- _YOUR GOAL_
Seek out every line containing the word "官方微信", and copy each.

Entries taken from a collection
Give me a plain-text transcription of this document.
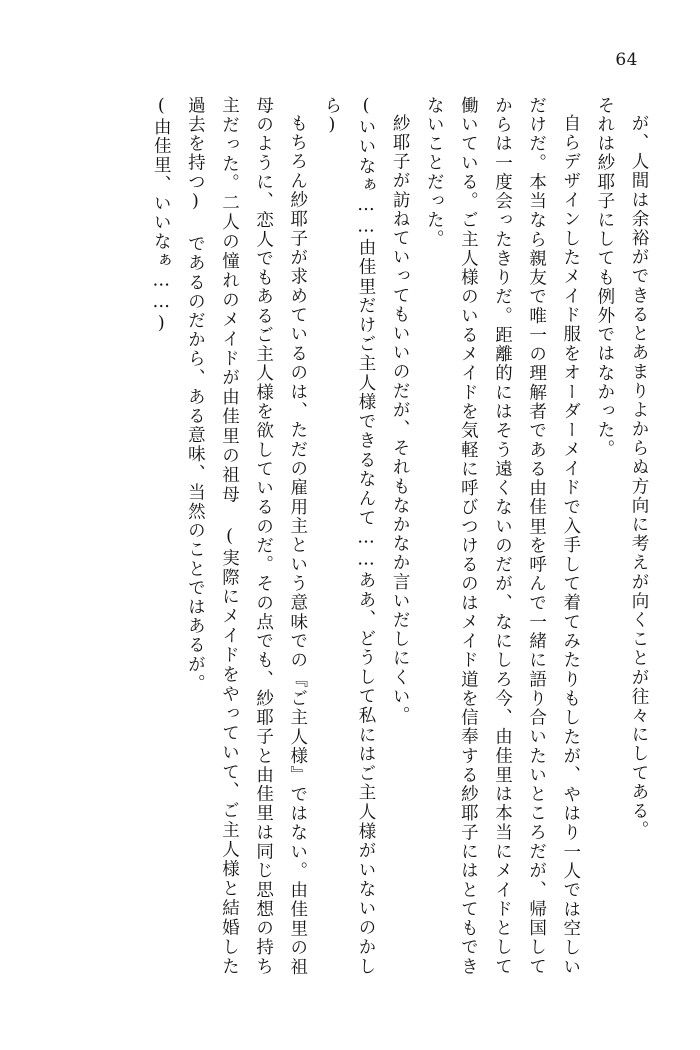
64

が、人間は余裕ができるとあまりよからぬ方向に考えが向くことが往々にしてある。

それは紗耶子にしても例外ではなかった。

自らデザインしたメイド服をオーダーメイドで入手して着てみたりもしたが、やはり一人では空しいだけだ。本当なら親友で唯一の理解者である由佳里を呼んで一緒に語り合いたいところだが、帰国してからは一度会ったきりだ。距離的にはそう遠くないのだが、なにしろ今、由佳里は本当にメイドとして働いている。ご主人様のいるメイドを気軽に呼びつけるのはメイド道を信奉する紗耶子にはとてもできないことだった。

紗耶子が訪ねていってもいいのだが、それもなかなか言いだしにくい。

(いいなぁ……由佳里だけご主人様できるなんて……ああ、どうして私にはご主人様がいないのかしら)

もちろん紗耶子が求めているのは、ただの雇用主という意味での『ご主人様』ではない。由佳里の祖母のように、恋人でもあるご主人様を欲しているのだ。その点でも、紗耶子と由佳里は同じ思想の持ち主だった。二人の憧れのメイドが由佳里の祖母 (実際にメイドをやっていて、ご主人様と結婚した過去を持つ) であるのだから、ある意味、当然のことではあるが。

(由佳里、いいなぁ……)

---

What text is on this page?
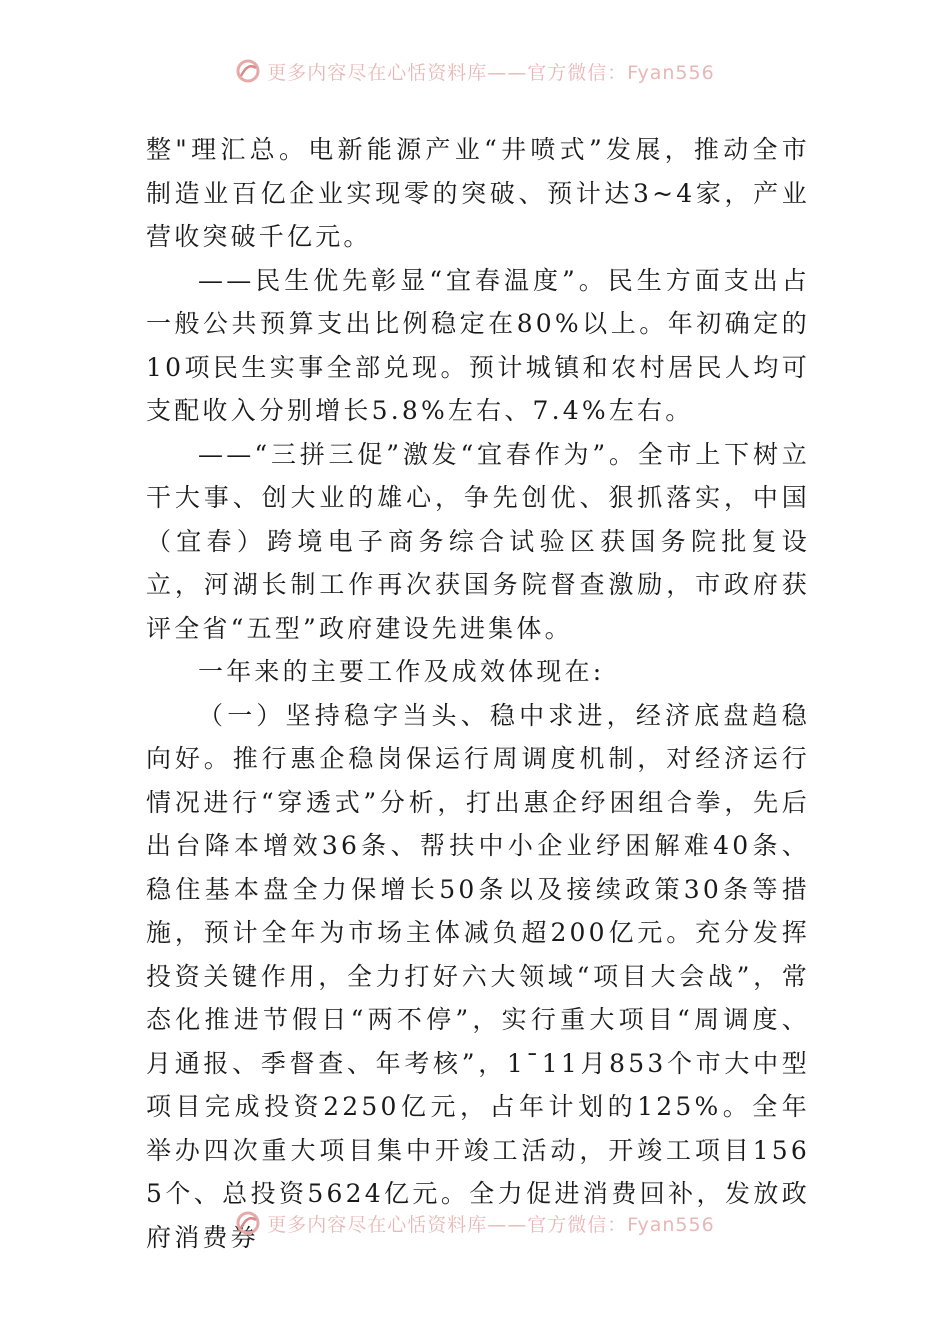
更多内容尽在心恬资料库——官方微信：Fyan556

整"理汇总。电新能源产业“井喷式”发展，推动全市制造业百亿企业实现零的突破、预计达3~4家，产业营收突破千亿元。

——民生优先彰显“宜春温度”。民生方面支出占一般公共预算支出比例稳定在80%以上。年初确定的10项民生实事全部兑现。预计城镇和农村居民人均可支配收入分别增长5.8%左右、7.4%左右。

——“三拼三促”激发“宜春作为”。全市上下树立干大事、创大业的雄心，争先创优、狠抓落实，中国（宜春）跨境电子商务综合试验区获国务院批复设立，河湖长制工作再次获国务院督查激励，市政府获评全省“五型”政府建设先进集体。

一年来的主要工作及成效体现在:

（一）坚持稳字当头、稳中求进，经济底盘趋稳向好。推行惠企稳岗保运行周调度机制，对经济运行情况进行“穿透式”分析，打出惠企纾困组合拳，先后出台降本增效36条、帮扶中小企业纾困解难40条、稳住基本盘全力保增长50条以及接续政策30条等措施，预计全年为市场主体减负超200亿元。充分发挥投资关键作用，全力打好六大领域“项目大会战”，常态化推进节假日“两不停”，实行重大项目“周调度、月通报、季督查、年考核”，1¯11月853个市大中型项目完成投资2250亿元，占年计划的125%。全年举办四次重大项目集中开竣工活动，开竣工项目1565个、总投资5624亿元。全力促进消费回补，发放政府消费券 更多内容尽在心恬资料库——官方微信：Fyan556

==

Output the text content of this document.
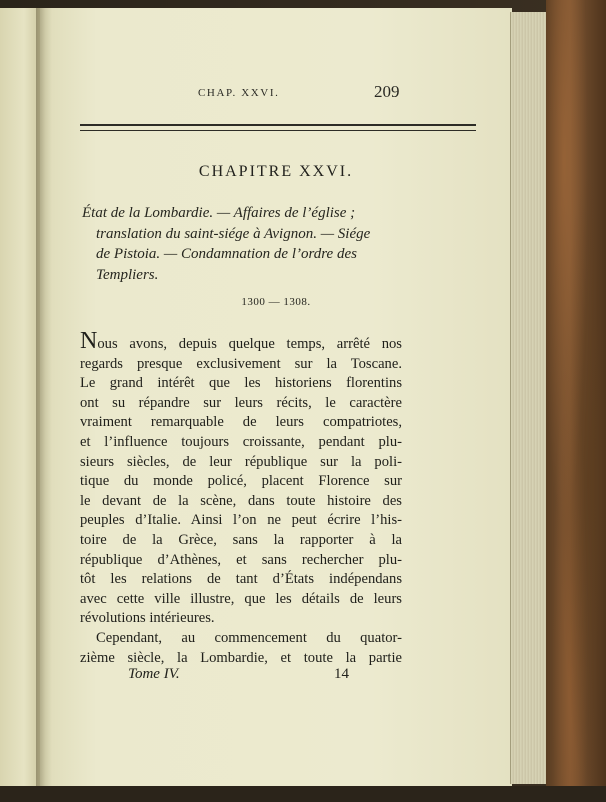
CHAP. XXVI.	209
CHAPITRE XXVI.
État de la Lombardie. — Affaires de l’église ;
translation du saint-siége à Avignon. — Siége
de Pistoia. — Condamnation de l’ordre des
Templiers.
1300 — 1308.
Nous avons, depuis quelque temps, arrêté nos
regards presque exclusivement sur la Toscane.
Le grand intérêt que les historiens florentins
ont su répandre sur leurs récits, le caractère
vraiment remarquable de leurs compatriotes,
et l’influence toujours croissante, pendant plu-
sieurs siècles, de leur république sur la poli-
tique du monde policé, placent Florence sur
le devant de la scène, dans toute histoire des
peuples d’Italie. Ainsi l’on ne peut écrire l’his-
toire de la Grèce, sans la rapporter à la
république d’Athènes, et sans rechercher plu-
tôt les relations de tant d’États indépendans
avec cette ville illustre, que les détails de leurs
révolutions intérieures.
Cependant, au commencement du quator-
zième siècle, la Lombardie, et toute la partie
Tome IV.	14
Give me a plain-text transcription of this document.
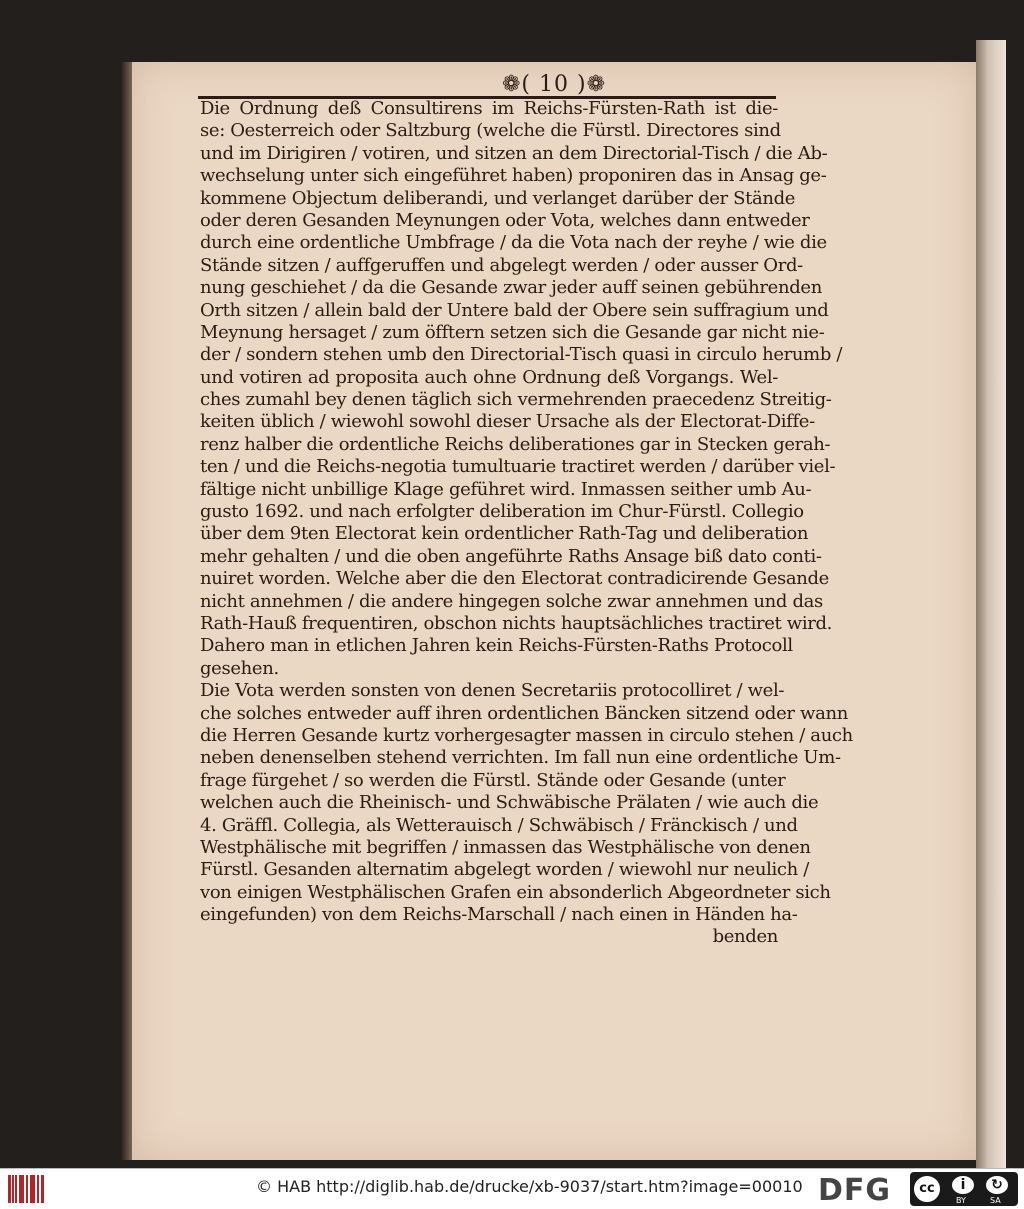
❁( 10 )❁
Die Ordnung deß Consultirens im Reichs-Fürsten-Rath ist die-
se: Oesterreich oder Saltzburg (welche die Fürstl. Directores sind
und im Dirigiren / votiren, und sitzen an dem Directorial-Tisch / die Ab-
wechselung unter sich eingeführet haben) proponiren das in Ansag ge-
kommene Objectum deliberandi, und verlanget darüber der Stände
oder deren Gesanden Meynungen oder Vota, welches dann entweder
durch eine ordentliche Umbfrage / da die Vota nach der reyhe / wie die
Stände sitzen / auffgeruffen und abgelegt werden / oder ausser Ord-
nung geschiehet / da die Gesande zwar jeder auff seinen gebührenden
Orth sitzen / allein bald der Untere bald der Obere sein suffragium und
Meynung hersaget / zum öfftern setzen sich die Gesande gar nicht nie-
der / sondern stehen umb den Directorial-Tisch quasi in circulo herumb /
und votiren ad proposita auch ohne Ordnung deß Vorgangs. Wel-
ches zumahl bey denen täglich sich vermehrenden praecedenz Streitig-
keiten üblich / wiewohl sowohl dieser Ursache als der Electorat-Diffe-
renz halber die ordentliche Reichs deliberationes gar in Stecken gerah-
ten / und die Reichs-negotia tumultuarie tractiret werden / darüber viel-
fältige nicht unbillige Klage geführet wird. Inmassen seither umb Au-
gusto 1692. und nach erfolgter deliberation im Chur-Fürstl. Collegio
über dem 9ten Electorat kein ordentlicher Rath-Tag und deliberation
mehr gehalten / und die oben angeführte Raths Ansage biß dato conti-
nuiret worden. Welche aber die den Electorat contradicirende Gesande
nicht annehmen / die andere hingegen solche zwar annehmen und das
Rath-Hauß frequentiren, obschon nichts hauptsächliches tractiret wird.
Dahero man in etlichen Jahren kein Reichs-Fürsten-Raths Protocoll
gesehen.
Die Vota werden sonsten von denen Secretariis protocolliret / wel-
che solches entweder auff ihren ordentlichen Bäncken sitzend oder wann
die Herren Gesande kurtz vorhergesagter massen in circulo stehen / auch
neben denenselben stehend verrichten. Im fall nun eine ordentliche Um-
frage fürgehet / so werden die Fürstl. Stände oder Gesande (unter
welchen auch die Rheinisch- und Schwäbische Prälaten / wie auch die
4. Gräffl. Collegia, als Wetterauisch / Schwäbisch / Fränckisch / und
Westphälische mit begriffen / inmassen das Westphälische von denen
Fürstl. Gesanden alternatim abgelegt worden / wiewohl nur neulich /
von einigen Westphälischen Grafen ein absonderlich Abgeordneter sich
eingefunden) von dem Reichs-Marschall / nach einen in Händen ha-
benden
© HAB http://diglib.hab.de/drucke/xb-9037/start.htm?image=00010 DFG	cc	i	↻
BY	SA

- _TASK SOLUTION_
更多内容尽在心恬资料库——官方微信：Fyan556
（一）坚持稳字当头、稳中求进，经济底盘趋稳向好。推行惠企稳岗保运行周调度机制，对经济运行情况进行“穿透式”分析，打出惠企纾困组合拳，先后出台降本增效36条、帮扶中小企业纾困解难40条、稳住基本盘全力保增长50条以及接续政策30条等措施，预计全年为市场主体减负超200亿元。充分发挥投资关键作用，全力打好六大领域“项目大会战”，常态化推进节假日“两不停”，实行重大项目“周调度、月通报、季督查、年考核”，1¯11月853个市大中型项目完成投资2250亿元，占年计划的125%。全年举办四次重大项目集中开竣工活动，开竣工项目1565个、总投资5624亿元。全力促进消费回补，发放政府消费券 更多内容尽在心恬资料库——官方微信：Fyan556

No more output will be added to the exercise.